INFORMATION GIVEN:
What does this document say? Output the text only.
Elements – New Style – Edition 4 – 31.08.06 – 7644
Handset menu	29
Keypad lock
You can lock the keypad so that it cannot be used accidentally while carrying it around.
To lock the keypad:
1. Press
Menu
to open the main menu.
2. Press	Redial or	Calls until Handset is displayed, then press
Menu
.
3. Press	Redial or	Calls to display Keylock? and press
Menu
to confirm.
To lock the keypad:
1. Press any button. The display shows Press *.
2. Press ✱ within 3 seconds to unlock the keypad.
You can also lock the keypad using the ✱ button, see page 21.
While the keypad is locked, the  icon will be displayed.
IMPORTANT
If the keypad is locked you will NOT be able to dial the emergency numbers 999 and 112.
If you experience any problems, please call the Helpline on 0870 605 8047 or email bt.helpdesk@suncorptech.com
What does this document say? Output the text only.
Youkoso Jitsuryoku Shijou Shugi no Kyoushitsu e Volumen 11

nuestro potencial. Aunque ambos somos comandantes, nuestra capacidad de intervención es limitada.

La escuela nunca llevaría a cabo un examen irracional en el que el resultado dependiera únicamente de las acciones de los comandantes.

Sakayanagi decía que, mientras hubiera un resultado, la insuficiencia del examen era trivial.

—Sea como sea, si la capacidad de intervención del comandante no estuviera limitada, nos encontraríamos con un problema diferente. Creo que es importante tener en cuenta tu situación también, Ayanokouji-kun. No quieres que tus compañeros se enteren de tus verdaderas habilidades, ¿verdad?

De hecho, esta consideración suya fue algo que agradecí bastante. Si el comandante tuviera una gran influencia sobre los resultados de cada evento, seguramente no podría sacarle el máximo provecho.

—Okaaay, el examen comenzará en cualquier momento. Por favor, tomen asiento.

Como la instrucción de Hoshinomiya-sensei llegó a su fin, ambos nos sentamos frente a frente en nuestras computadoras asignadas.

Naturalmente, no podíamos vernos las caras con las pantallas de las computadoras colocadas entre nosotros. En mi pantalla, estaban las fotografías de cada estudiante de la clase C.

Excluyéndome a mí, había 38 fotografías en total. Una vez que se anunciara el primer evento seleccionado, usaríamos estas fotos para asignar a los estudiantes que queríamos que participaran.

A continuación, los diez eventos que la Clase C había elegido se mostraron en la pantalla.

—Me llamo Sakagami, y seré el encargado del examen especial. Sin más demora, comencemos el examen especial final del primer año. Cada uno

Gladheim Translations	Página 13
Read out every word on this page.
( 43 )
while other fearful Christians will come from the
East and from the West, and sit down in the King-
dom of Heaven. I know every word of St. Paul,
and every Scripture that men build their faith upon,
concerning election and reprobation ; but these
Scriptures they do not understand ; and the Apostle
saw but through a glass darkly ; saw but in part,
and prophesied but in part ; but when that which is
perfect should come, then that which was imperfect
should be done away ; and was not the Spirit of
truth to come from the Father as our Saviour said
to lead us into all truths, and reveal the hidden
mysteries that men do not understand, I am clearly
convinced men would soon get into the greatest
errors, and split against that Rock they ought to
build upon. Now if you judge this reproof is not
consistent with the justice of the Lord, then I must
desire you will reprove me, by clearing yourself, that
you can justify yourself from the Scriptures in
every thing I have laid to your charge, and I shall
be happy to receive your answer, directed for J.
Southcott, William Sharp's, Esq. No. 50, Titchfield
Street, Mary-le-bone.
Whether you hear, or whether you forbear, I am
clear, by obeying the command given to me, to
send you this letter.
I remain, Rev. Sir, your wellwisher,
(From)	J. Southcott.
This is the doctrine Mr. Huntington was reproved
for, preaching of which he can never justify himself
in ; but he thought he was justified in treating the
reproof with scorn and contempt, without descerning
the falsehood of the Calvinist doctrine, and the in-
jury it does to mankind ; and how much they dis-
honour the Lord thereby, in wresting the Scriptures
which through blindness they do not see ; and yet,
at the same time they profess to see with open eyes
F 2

TASK DIRECTIONS:
Print the records above exactly as they appear.

EXPECTED ANSWER:
What does this document say? Output the text only.
Elements – New Style – Edition 4 – 31.08.06 – 7644
Handset menu	29
Keypad lock
You can lock the keypad so that it cannot be used accidentally while carrying it around.
To lock the keypad:
1. Press
Menu
to open the main menu.
2. Press	Redial or	Calls until Handset is displayed, then press
Menu
.
3. Press	Redial or	Calls to display Keylock? and press
Menu
to confirm.
To lock the keypad:
1. Press any button. The display shows Press *.
2. Press ✱ within 3 seconds to unlock the keypad.
You can also lock the keypad using the ✱ button, see page 21.
While the keypad is locked, the  icon will be displayed.
IMPORTANT
If the keypad is locked you will NOT be able to dial the emergency numbers 999 and 112.
If you experience any problems, please call the Helpline on 0870 605 8047 or email bt.helpdesk@suncorptech.com
What does this document say? Output the text only.
Youkoso Jitsuryoku Shijou Shugi no Kyoushitsu e Volumen 11

nuestro potencial. Aunque ambos somos comandantes, nuestra capacidad de intervención es limitada.

La escuela nunca llevaría a cabo un examen irracional en el que el resultado dependiera únicamente de las acciones de los comandantes.

Sakayanagi decía que, mientras hubiera un resultado, la insuficiencia del examen era trivial.

—Sea como sea, si la capacidad de intervención del comandante no estuviera limitada, nos encontraríamos con un problema diferente. Creo que es importante tener en cuenta tu situación también, Ayanokouji-kun. No quieres que tus compañeros se enteren de tus verdaderas habilidades, ¿verdad?

De hecho, esta consideración suya fue algo que agradecí bastante. Si el comandante tuviera una gran influencia sobre los resultados de cada evento, seguramente no podría sacarle el máximo provecho.

—Okaaay, el examen comenzará en cualquier momento. Por favor, tomen asiento.

Como la instrucción de Hoshinomiya-sensei llegó a su fin, ambos nos sentamos frente a frente en nuestras computadoras asignadas.

Naturalmente, no podíamos vernos las caras con las pantallas de las computadoras colocadas entre nosotros. En mi pantalla, estaban las fotografías de cada estudiante de la clase C.

Excluyéndome a mí, había 38 fotografías en total. Una vez que se anunciara el primer evento seleccionado, usaríamos estas fotos para asignar a los estudiantes que queríamos que participaran.

A continuación, los diez eventos que la Clase C había elegido se mostraron en la pantalla.

—Me llamo Sakagami, y seré el encargado del examen especial. Sin más demora, comencemos el examen especial final del primer año. Cada uno

Gladheim Translations	Página 13
Read out every word on this page.
( 43 )
while other fearful Christians will come from the
East and from the West, and sit down in the King-
dom of Heaven. I know every word of St. Paul,
and every Scripture that men build their faith upon,
concerning election and reprobation ; but these
Scriptures they do not understand ; and the Apostle
saw but through a glass darkly ; saw but in part,
and prophesied but in part ; but when that which is
perfect should come, then that which was imperfect
should be done away ; and was not the Spirit of
truth to come from the Father as our Saviour said
to lead us into all truths, and reveal the hidden
mysteries that men do not understand, I am clearly
convinced men would soon get into the greatest
errors, and split against that Rock they ought to
build upon. Now if you judge this reproof is not
consistent with the justice of the Lord, then I must
desire you will reprove me, by clearing yourself, that
you can justify yourself from the Scriptures in
every thing I have laid to your charge, and I shall
be happy to receive your answer, directed for J.
Southcott, William Sharp's, Esq. No. 50, Titchfield
Street, Mary-le-bone.
Whether you hear, or whether you forbear, I am
clear, by obeying the command given to me, to
send you this letter.
I remain, Rev. Sir, your wellwisher,
(From)	J. Southcott.
This is the doctrine Mr. Huntington was reproved
for, preaching of which he can never justify himself
in ; but he thought he was justified in treating the
reproof with scorn and contempt, without descerning
the falsehood of the Calvinist doctrine, and the in-
jury it does to mankind ; and how much they dis-
honour the Lord thereby, in wresting the Scriptures
which through blindness they do not see ; and yet,
at the same time they profess to see with open eyes
F 2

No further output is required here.